■ **TASK**
Your task is to copy the material exactly.

[Dataset entries on figures]
------------------------------------------------------------------------
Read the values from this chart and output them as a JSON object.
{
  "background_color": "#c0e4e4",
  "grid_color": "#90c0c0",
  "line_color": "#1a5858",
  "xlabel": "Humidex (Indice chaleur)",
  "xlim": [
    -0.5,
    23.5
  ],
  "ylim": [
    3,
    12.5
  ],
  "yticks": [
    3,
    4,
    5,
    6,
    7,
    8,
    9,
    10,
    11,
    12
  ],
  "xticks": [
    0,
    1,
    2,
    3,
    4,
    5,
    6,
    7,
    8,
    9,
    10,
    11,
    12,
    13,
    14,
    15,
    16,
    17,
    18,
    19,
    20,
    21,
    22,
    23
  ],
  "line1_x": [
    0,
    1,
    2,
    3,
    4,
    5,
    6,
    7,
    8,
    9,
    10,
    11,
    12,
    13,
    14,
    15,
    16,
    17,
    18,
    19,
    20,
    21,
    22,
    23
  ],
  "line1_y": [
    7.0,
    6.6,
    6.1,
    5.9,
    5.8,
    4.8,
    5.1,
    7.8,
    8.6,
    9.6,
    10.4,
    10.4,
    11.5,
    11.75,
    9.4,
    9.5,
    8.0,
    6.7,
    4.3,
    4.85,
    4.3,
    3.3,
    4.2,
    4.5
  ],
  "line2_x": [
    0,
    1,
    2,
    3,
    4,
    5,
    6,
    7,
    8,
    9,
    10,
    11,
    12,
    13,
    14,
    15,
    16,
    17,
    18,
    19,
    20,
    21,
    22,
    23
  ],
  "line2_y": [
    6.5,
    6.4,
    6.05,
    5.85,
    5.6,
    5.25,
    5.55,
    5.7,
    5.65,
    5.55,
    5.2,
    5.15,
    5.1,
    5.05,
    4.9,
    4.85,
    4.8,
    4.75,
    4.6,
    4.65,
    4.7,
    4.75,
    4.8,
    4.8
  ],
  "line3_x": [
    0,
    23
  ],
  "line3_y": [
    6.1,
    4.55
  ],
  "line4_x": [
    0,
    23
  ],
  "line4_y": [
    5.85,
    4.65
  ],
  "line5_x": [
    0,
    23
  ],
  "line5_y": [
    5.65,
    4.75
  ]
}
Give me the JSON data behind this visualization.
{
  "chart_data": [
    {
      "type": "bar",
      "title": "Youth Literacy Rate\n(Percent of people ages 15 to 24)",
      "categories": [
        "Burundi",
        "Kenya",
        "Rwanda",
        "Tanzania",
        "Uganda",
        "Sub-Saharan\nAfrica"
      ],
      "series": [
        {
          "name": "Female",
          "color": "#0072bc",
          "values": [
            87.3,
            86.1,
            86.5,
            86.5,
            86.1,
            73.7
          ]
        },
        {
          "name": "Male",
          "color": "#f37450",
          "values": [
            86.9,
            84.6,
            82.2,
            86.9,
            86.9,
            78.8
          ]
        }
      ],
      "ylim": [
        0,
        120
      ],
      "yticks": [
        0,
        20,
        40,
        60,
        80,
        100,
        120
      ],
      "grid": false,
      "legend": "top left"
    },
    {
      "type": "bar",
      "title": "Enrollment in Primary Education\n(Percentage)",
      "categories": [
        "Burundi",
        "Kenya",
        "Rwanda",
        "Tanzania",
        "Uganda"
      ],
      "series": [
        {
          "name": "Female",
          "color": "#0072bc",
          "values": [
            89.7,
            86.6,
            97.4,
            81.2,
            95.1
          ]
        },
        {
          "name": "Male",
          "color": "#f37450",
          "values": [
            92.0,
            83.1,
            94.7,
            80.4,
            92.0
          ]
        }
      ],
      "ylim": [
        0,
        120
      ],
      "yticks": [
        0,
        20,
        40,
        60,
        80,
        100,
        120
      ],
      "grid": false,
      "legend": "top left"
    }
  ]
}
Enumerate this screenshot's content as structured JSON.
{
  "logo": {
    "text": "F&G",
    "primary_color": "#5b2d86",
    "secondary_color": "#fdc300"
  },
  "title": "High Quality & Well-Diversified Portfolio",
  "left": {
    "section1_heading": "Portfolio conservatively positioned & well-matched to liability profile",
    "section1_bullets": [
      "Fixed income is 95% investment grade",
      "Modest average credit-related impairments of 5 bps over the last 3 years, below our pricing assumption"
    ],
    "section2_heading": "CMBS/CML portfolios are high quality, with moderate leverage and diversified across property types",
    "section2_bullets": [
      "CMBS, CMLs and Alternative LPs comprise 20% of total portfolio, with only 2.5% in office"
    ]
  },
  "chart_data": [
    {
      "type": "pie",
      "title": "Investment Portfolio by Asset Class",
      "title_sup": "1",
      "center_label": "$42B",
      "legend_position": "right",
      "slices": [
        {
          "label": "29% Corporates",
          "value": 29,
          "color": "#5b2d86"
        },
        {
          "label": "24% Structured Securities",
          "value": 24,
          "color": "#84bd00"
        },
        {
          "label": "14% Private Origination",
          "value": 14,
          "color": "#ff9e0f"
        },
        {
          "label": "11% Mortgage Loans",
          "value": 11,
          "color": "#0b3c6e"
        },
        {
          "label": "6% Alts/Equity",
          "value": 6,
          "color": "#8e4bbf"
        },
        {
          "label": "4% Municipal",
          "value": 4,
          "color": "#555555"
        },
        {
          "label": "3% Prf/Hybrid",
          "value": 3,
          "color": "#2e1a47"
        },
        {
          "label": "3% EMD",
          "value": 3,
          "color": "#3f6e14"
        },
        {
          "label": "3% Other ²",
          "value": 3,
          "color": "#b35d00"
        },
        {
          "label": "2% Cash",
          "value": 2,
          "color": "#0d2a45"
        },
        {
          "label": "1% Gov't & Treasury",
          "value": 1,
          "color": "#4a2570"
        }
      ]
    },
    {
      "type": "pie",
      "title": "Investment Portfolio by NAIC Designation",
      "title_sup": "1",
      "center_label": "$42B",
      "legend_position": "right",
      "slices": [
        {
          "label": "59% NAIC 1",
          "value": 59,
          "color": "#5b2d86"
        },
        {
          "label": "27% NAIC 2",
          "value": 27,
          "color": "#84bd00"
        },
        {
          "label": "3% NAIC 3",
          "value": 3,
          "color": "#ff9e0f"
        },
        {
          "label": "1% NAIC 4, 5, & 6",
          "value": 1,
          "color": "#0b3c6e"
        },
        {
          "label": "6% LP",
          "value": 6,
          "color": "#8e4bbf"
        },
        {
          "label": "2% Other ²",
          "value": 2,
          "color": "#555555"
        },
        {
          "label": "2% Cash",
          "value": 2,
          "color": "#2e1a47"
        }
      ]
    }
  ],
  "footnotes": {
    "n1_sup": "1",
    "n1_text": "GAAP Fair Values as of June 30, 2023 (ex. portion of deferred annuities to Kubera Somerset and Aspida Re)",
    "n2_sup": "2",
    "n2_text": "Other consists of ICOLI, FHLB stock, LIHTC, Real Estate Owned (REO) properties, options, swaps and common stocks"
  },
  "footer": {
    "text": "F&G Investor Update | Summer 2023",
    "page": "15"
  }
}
------------------------------------------------------------------------
■ **PROBLEM SOLUTION**
Read the values from this chart and output them as a JSON object.
{
  "background_color": "#c0e4e4",
  "grid_color": "#90c0c0",
  "line_color": "#1a5858",
  "xlabel": "Humidex (Indice chaleur)",
  "xlim": [
    -0.5,
    23.5
  ],
  "ylim": [
    3,
    12.5
  ],
  "yticks": [
    3,
    4,
    5,
    6,
    7,
    8,
    9,
    10,
    11,
    12
  ],
  "xticks": [
    0,
    1,
    2,
    3,
    4,
    5,
    6,
    7,
    8,
    9,
    10,
    11,
    12,
    13,
    14,
    15,
    16,
    17,
    18,
    19,
    20,
    21,
    22,
    23
  ],
  "line1_x": [
    0,
    1,
    2,
    3,
    4,
    5,
    6,
    7,
    8,
    9,
    10,
    11,
    12,
    13,
    14,
    15,
    16,
    17,
    18,
    19,
    20,
    21,
    22,
    23
  ],
  "line1_y": [
    7.0,
    6.6,
    6.1,
    5.9,
    5.8,
    4.8,
    5.1,
    7.8,
    8.6,
    9.6,
    10.4,
    10.4,
    11.5,
    11.75,
    9.4,
    9.5,
    8.0,
    6.7,
    4.3,
    4.85,
    4.3,
    3.3,
    4.2,
    4.5
  ],
  "line2_x": [
    0,
    1,
    2,
    3,
    4,
    5,
    6,
    7,
    8,
    9,
    10,
    11,
    12,
    13,
    14,
    15,
    16,
    17,
    18,
    19,
    20,
    21,
    22,
    23
  ],
  "line2_y": [
    6.5,
    6.4,
    6.05,
    5.85,
    5.6,
    5.25,
    5.55,
    5.7,
    5.65,
    5.55,
    5.2,
    5.15,
    5.1,
    5.05,
    4.9,
    4.85,
    4.8,
    4.75,
    4.6,
    4.65,
    4.7,
    4.75,
    4.8,
    4.8
  ],
  "line3_x": [
    0,
    23
  ],
  "line3_y": [
    6.1,
    4.55
  ],
  "line4_x": [
    0,
    23
  ],
  "line4_y": [
    5.85,
    4.65
  ],
  "line5_x": [
    0,
    23
  ],
  "line5_y": [
    5.65,
    4.75
  ]
}
Give me the JSON data behind this visualization.
{
  "chart_data": [
    {
      "type": "bar",
      "title": "Youth Literacy Rate\n(Percent of people ages 15 to 24)",
      "categories": [
        "Burundi",
        "Kenya",
        "Rwanda",
        "Tanzania",
        "Uganda",
        "Sub-Saharan\nAfrica"
      ],
      "series": [
        {
          "name": "Female",
          "color": "#0072bc",
          "values": [
            87.3,
            86.1,
            86.5,
            86.5,
            86.1,
            73.7
          ]
        },
        {
          "name": "Male",
          "color": "#f37450",
          "values": [
            86.9,
            84.6,
            82.2,
            86.9,
            86.9,
            78.8
          ]
        }
      ],
      "ylim": [
        0,
        120
      ],
      "yticks": [
        0,
        20,
        40,
        60,
        80,
        100,
        120
      ],
      "grid": false,
      "legend": "top left"
    },
    {
      "type": "bar",
      "title": "Enrollment in Primary Education\n(Percentage)",
      "categories": [
        "Burundi",
        "Kenya",
        "Rwanda",
        "Tanzania",
        "Uganda"
      ],
      "series": [
        {
          "name": "Female",
          "color": "#0072bc",
          "values": [
            89.7,
            86.6,
            97.4,
            81.2,
            95.1
          ]
        },
        {
          "name": "Male",
          "color": "#f37450",
          "values": [
            92.0,
            83.1,
            94.7,
            80.4,
            92.0
          ]
        }
      ],
      "ylim": [
        0,
        120
      ],
      "yticks": [
        0,
        20,
        40,
        60,
        80,
        100,
        120
      ],
      "grid": false,
      "legend": "top left"
    }
  ]
}
Enumerate this screenshot's content as structured JSON.
{
  "logo": {
    "text": "F&G",
    "primary_color": "#5b2d86",
    "secondary_color": "#fdc300"
  },
  "title": "High Quality & Well-Diversified Portfolio",
  "left": {
    "section1_heading": "Portfolio conservatively positioned & well-matched to liability profile",
    "section1_bullets": [
      "Fixed income is 95% investment grade",
      "Modest average credit-related impairments of 5 bps over the last 3 years, below our pricing assumption"
    ],
    "section2_heading": "CMBS/CML portfolios are high quality, with moderate leverage and diversified across property types",
    "section2_bullets": [
      "CMBS, CMLs and Alternative LPs comprise 20% of total portfolio, with only 2.5% in office"
    ]
  },
  "chart_data": [
    {
      "type": "pie",
      "title": "Investment Portfolio by Asset Class",
      "title_sup": "1",
      "center_label": "$42B",
      "legend_position": "right",
      "slices": [
        {
          "label": "29% Corporates",
          "value": 29,
          "color": "#5b2d86"
        },
        {
          "label": "24% Structured Securities",
          "value": 24,
          "color": "#84bd00"
        },
        {
          "label": "14% Private Origination",
          "value": 14,
          "color": "#ff9e0f"
        },
        {
          "label": "11% Mortgage Loans",
          "value": 11,
          "color": "#0b3c6e"
        },
        {
          "label": "6% Alts/Equity",
          "value": 6,
          "color": "#8e4bbf"
        },
        {
          "label": "4% Municipal",
          "value": 4,
          "color": "#555555"
        },
        {
          "label": "3% Prf/Hybrid",
          "value": 3,
          "color": "#2e1a47"
        },
        {
          "label": "3% EMD",
          "value": 3,
          "color": "#3f6e14"
        },
        {
          "label": "3% Other ²",
          "value": 3,
          "color": "#b35d00"
        },
        {
          "label": "2% Cash",
          "value": 2,
          "color": "#0d2a45"
        },
        {
          "label": "1% Gov't & Treasury",
          "value": 1,
          "color": "#4a2570"
        }
      ]
    },
    {
      "type": "pie",
      "title": "Investment Portfolio by NAIC Designation",
      "title_sup": "1",
      "center_label": "$42B",
      "legend_position": "right",
      "slices": [
        {
          "label": "59% NAIC 1",
          "value": 59,
          "color": "#5b2d86"
        },
        {
          "label": "27% NAIC 2",
          "value": 27,
          "color": "#84bd00"
        },
        {
          "label": "3% NAIC 3",
          "value": 3,
          "color": "#ff9e0f"
        },
        {
          "label": "1% NAIC 4, 5, & 6",
          "value": 1,
          "color": "#0b3c6e"
        },
        {
          "label": "6% LP",
          "value": 6,
          "color": "#8e4bbf"
        },
        {
          "label": "2% Other ²",
          "value": 2,
          "color": "#555555"
        },
        {
          "label": "2% Cash",
          "value": 2,
          "color": "#2e1a47"
        }
      ]
    }
  ],
  "footnotes": {
    "n1_sup": "1",
    "n1_text": "GAAP Fair Values as of June 30, 2023 (ex. portion of deferred annuities to Kubera Somerset and Aspida Re)",
    "n2_sup": "2",
    "n2_text": "Other consists of ICOLI, FHLB stock, LIHTC, Real Estate Owned (REO) properties, options, swaps and common stocks"
  },
  "footer": {
    "text": "F&G Investor Update | Summer 2023",
    "page": "15"
  }
}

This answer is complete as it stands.